### Prompt
Extract each line containing the string "name".
* begin Given data *
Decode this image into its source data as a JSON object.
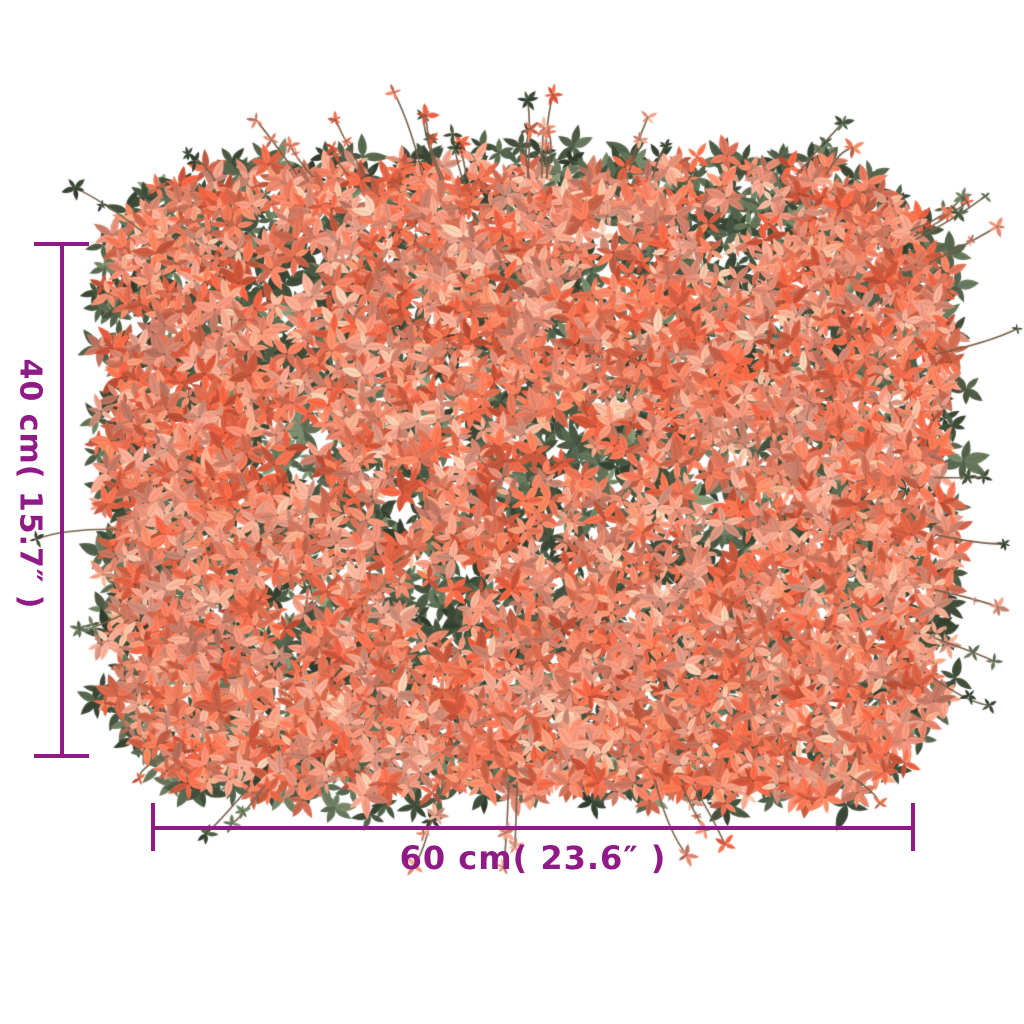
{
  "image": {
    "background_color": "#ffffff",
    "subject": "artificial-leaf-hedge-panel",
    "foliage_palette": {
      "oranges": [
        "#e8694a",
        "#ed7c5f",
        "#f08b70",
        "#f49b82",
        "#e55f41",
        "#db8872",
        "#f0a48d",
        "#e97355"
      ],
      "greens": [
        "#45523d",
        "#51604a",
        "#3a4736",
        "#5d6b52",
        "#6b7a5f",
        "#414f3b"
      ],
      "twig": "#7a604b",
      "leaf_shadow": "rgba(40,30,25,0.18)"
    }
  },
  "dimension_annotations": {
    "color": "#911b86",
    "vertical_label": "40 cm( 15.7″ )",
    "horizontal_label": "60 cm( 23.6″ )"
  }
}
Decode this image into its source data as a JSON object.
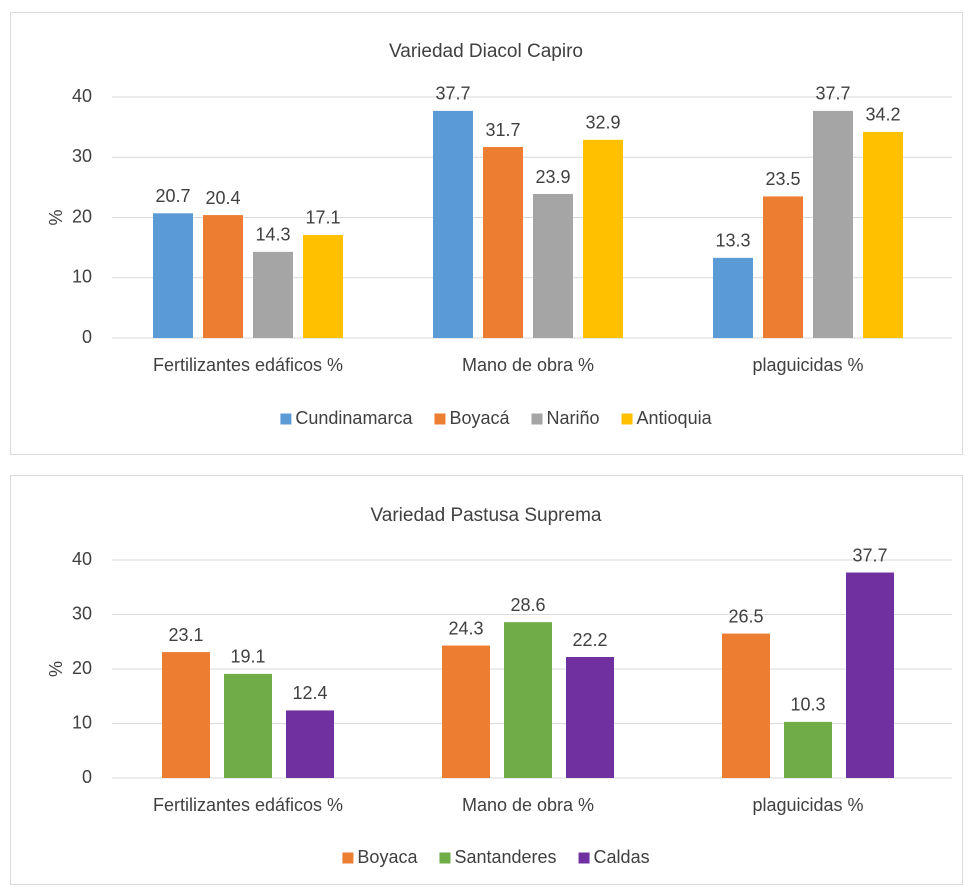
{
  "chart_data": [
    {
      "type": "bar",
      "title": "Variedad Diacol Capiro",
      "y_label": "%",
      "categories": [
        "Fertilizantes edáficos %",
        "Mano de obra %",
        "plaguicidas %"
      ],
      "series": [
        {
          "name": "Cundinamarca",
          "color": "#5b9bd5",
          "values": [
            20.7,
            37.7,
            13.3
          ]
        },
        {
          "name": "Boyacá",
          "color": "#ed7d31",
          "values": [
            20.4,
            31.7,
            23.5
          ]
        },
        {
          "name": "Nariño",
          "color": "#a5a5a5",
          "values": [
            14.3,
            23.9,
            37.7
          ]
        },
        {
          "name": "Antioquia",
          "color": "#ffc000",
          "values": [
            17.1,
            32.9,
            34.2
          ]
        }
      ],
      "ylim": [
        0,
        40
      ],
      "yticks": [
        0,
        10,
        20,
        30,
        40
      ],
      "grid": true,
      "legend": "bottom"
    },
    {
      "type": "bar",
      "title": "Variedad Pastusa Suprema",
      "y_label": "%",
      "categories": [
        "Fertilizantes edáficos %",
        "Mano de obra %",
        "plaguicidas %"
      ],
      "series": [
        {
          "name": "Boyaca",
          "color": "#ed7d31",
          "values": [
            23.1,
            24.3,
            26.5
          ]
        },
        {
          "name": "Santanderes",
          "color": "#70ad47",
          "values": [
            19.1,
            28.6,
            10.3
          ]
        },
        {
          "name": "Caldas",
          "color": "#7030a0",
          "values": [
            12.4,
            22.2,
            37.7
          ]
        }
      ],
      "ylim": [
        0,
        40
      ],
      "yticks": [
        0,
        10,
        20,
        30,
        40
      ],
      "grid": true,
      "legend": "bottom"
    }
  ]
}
* end Given data *
### Reply
          "name": "Cundinamarca",
          "name": "Boyacá",
          "name": "Nariño",
          "name": "Antioquia",
          "name": "Boyaca",
          "name": "Santanderes",
          "name": "Caldas",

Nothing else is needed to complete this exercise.